EXERCISE BRIEF> Gather, from the listing beneath this task, every line holding the string "speed".

EXTRACTED ENTRIES>
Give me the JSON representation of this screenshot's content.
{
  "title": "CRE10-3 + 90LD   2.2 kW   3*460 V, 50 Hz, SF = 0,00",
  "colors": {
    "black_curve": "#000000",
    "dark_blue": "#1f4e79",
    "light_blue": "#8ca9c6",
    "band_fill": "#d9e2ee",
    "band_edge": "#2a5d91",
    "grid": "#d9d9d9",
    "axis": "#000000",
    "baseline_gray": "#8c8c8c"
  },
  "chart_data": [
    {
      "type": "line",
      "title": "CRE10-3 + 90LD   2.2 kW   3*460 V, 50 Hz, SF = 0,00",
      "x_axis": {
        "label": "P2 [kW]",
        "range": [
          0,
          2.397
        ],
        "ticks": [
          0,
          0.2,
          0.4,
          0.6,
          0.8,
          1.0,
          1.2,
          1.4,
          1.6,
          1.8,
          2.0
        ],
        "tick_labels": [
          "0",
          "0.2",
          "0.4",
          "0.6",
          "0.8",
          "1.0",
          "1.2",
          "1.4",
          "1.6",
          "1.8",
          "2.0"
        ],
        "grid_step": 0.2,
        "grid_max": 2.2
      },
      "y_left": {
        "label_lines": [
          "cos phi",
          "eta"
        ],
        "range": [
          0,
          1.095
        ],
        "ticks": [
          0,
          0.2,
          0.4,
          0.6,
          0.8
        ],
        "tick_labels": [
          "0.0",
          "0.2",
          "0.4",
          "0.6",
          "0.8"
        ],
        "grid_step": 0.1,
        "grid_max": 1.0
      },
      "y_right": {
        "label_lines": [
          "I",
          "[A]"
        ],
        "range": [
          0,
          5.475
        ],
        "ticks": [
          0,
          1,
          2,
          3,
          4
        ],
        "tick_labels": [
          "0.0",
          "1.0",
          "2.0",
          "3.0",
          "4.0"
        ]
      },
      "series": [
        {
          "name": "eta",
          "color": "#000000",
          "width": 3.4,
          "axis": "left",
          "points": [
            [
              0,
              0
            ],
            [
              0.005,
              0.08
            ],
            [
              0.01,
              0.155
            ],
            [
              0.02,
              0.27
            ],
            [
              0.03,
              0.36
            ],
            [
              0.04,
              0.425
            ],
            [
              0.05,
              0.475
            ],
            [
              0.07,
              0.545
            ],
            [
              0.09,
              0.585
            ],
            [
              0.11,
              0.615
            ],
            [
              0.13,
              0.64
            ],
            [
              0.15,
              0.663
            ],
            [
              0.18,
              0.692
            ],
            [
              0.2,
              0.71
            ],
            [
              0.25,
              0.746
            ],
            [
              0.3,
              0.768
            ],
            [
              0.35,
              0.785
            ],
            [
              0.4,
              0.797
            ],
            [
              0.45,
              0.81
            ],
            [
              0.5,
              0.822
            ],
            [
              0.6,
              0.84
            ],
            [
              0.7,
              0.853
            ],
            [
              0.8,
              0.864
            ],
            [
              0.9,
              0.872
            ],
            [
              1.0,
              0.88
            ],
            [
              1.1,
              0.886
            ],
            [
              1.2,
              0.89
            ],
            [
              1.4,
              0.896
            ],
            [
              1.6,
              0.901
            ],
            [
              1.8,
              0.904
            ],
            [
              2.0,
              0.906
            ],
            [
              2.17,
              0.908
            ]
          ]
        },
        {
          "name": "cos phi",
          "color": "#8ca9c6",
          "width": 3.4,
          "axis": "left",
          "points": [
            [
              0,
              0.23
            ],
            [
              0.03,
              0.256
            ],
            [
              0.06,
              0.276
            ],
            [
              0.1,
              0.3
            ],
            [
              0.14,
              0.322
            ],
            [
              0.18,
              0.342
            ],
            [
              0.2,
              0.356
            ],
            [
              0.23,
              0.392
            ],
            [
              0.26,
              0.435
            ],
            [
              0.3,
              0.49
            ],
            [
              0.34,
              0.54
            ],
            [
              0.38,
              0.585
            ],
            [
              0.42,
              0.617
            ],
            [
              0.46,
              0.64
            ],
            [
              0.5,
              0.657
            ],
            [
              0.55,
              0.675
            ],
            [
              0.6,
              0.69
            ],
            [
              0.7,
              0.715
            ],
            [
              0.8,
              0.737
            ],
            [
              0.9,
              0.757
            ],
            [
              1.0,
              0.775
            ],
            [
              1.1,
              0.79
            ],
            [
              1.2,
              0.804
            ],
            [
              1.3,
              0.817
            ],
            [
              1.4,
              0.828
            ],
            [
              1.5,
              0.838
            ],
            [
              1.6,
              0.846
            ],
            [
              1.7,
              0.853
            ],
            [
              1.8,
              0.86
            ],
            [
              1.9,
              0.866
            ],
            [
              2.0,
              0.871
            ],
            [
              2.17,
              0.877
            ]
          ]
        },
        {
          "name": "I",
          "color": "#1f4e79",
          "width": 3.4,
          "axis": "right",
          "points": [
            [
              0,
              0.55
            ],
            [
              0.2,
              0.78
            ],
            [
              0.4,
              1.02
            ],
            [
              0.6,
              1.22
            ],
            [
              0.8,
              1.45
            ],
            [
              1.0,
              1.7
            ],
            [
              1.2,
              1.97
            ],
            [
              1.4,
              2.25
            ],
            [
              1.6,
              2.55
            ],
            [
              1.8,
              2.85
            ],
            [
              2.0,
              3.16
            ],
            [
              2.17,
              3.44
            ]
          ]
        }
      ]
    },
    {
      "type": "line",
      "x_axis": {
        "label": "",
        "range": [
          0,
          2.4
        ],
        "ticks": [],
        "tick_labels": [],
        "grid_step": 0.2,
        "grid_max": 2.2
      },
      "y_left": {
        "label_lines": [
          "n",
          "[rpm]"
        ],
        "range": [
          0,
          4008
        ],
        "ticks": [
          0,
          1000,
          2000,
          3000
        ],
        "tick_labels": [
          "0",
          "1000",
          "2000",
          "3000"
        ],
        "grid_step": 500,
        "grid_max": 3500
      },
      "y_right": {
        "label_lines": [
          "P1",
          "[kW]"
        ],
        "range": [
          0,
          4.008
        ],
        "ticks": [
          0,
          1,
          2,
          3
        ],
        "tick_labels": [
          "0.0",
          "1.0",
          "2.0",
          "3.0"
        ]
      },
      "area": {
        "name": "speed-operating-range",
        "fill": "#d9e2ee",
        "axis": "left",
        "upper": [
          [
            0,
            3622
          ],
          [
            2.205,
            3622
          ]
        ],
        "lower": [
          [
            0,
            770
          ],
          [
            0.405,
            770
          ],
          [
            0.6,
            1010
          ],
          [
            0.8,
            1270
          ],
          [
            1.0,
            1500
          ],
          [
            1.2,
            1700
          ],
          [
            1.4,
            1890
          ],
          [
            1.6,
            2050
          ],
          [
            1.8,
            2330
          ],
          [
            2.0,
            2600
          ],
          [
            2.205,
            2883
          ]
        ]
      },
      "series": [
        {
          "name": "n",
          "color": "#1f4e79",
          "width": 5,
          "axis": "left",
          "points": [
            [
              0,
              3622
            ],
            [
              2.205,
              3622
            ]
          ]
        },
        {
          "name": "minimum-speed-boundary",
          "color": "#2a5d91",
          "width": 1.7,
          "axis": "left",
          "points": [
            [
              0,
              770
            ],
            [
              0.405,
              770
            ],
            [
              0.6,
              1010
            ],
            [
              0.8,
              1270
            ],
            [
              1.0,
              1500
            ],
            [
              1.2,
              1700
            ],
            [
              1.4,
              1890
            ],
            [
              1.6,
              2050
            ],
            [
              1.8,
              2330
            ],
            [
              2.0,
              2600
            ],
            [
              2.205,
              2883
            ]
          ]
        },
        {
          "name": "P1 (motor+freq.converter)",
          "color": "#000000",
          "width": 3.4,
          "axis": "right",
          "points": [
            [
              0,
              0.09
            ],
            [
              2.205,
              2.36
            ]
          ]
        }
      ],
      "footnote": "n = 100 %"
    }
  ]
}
---
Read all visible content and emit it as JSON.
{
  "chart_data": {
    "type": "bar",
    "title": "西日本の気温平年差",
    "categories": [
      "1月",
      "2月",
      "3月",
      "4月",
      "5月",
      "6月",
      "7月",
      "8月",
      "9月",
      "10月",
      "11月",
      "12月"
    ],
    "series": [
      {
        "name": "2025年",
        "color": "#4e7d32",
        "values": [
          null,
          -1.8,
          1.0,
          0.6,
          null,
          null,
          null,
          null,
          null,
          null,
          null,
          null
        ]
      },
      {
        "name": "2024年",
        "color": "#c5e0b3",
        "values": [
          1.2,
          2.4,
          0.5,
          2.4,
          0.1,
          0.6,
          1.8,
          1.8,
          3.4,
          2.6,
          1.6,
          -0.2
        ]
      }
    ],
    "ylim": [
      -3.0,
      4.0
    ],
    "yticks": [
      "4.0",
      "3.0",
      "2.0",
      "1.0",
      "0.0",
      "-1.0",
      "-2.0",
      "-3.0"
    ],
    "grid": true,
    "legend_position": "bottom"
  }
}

CORRECT RESULT>
        "name": "speed-operating-range",
          "name": "minimum-speed-boundary",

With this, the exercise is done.